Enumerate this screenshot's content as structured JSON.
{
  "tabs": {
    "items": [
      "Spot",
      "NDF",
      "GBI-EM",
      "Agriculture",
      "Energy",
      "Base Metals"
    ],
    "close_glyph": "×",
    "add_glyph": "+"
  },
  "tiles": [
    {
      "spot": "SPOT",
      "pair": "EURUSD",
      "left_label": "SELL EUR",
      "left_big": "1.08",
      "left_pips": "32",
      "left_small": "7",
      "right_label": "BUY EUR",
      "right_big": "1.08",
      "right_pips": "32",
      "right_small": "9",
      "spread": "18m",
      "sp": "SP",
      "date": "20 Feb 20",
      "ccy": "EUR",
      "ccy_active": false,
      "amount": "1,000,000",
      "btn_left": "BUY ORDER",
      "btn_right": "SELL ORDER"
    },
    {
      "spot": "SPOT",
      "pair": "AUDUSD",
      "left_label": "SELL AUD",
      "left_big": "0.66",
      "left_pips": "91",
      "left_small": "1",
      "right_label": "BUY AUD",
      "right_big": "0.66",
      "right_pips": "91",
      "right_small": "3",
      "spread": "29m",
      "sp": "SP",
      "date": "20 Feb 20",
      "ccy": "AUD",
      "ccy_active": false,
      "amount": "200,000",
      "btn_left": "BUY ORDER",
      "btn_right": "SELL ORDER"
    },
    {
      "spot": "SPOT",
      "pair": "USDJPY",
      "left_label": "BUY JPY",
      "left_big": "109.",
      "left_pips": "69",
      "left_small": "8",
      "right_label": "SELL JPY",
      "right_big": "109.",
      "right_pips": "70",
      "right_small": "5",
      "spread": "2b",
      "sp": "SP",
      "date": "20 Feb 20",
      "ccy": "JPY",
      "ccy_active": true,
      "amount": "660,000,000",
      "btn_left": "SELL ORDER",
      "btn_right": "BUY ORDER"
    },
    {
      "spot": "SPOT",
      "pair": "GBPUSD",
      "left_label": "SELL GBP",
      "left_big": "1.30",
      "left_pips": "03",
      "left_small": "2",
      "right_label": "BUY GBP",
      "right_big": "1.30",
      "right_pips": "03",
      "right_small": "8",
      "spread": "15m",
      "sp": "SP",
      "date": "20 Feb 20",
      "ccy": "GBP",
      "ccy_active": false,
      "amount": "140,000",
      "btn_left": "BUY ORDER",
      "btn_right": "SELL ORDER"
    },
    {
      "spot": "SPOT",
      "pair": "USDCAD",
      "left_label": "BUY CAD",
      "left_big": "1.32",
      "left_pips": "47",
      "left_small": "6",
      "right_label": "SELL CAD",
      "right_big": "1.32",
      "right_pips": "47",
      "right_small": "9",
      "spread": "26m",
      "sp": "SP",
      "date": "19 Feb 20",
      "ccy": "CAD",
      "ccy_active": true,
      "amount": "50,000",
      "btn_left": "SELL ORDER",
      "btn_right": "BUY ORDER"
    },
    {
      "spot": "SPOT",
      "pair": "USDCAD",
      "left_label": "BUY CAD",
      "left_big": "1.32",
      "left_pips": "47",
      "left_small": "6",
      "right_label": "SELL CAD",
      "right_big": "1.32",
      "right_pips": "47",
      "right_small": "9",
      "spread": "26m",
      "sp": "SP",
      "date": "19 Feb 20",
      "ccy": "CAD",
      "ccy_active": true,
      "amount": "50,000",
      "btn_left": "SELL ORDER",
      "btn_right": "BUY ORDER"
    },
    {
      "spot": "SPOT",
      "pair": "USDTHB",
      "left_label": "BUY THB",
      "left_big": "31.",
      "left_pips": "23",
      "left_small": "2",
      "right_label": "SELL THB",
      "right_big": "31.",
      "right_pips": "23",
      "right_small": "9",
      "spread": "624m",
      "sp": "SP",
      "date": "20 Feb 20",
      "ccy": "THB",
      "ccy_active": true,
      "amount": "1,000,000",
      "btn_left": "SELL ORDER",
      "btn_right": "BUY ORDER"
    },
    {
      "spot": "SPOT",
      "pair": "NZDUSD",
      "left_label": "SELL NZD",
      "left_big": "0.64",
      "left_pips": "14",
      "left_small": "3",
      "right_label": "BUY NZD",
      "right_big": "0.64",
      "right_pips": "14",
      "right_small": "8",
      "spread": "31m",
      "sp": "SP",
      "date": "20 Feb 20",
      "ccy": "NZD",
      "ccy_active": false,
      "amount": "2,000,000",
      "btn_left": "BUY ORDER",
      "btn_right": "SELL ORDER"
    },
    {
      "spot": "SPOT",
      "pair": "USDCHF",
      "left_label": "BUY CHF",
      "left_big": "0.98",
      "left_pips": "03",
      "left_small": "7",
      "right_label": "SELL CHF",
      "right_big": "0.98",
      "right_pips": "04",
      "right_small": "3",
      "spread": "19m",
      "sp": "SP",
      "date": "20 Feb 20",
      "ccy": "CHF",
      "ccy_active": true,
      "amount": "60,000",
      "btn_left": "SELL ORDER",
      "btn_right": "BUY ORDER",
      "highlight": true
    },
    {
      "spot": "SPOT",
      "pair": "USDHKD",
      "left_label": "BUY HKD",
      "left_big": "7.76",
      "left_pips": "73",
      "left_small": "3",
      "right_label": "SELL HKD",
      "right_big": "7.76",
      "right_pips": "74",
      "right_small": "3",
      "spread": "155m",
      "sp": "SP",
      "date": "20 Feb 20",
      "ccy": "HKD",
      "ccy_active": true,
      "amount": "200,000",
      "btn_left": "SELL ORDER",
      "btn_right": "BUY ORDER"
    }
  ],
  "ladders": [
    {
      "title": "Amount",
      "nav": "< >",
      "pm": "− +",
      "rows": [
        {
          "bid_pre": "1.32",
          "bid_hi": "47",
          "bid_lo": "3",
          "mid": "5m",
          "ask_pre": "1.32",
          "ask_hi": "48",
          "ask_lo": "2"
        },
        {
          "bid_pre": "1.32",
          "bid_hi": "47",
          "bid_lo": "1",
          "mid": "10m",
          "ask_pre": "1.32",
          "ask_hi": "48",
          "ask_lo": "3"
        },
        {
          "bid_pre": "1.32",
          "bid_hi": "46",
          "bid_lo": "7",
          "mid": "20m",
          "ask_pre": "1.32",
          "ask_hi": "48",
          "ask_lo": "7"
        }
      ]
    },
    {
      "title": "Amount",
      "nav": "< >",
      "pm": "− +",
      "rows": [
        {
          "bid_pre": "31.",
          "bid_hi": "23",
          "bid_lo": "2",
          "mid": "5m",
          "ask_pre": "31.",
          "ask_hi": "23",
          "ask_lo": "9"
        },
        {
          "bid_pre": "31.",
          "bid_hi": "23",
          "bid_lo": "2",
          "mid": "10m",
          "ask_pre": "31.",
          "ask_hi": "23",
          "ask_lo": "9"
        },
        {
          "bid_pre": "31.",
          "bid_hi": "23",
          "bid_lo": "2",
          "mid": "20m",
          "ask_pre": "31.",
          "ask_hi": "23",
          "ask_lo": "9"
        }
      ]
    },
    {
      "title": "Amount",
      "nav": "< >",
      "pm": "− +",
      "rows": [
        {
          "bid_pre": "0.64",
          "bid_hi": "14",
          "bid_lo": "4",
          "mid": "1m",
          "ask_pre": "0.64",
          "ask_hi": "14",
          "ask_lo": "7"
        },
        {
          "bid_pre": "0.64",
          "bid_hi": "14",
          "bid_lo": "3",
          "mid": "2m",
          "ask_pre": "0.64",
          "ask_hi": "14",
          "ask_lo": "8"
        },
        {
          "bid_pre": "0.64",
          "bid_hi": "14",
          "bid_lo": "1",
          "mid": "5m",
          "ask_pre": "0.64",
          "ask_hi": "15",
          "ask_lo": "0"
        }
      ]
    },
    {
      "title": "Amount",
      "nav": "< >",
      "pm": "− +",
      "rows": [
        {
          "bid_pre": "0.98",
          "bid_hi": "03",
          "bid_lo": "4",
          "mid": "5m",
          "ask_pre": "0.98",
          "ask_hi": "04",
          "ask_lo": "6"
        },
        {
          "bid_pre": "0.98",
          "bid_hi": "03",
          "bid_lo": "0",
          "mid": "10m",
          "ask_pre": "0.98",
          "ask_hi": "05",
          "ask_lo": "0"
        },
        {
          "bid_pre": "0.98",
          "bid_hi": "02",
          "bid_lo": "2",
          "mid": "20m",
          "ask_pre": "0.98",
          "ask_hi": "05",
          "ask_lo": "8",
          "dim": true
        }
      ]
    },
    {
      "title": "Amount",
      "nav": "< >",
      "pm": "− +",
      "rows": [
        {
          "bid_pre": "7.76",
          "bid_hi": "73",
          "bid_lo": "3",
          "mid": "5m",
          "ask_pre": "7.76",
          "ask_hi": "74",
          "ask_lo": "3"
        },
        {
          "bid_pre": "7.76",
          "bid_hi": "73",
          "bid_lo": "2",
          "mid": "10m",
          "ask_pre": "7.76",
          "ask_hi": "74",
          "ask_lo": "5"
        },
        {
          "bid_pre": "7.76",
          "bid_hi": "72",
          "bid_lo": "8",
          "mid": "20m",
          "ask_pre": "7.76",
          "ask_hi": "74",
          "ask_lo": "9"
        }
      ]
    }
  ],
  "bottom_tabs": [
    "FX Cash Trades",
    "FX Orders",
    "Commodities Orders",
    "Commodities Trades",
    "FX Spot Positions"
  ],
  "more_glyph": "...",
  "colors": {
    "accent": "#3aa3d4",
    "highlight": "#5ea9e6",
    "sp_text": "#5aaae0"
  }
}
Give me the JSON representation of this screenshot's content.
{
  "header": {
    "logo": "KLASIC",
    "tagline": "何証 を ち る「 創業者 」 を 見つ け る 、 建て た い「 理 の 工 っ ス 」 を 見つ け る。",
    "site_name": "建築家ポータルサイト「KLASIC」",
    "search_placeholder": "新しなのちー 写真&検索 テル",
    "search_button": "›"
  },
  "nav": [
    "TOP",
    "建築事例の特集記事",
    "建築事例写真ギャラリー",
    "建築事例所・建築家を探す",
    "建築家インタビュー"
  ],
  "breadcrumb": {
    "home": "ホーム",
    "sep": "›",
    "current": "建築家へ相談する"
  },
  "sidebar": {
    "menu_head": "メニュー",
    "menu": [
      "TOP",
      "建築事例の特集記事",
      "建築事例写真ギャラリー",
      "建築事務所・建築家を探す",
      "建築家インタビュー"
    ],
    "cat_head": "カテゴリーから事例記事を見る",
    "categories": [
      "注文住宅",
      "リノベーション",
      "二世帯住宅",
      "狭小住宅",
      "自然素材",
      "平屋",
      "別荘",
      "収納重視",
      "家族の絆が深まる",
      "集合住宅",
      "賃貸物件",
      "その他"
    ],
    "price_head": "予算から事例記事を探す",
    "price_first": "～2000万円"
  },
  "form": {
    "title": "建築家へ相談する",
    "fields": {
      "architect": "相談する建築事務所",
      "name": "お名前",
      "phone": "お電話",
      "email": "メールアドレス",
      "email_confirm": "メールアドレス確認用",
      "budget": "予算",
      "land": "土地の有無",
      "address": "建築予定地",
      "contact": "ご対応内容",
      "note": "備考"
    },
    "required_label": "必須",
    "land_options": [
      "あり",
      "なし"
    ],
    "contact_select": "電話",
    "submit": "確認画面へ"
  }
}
****************************************
**Instructions for the task:** Starting at the line that contains "Give me the", repeat each line exactly through the last one in the listing. Include both of those lines and nothing more.

**Finished task:**
Give me the JSON representation of this screenshot's content.
{
  "header": {
    "logo": "KLASIC",
    "tagline": "何証 を ち る「 創業者 」 を 見つ け る 、 建て た い「 理 の 工 っ ス 」 を 見つ け る。",
    "site_name": "建築家ポータルサイト「KLASIC」",
    "search_placeholder": "新しなのちー 写真&検索 テル",
    "search_button": "›"
  },
  "nav": [
    "TOP",
    "建築事例の特集記事",
    "建築事例写真ギャラリー",
    "建築事例所・建築家を探す",
    "建築家インタビュー"
  ],
  "breadcrumb": {
    "home": "ホーム",
    "sep": "›",
    "current": "建築家へ相談する"
  },
  "sidebar": {
    "menu_head": "メニュー",
    "menu": [
      "TOP",
      "建築事例の特集記事",
      "建築事例写真ギャラリー",
      "建築事務所・建築家を探す",
      "建築家インタビュー"
    ],
    "cat_head": "カテゴリーから事例記事を見る",
    "categories": [
      "注文住宅",
      "リノベーション",
      "二世帯住宅",
      "狭小住宅",
      "自然素材",
      "平屋",
      "別荘",
      "収納重視",
      "家族の絆が深まる",
      "集合住宅",
      "賃貸物件",
      "その他"
    ],
    "price_head": "予算から事例記事を探す",
    "price_first": "～2000万円"
  },
  "form": {
    "title": "建築家へ相談する",
    "fields": {
      "architect": "相談する建築事務所",
      "name": "お名前",
      "phone": "お電話",
      "email": "メールアドレス",
      "email_confirm": "メールアドレス確認用",
      "budget": "予算",
      "land": "土地の有無",
      "address": "建築予定地",
      "contact": "ご対応内容",
      "note": "備考"
    },
    "required_label": "必須",
    "land_options": [
      "あり",
      "なし"
    ],
    "contact_select": "電話",
    "submit": "確認画面へ"
  }
}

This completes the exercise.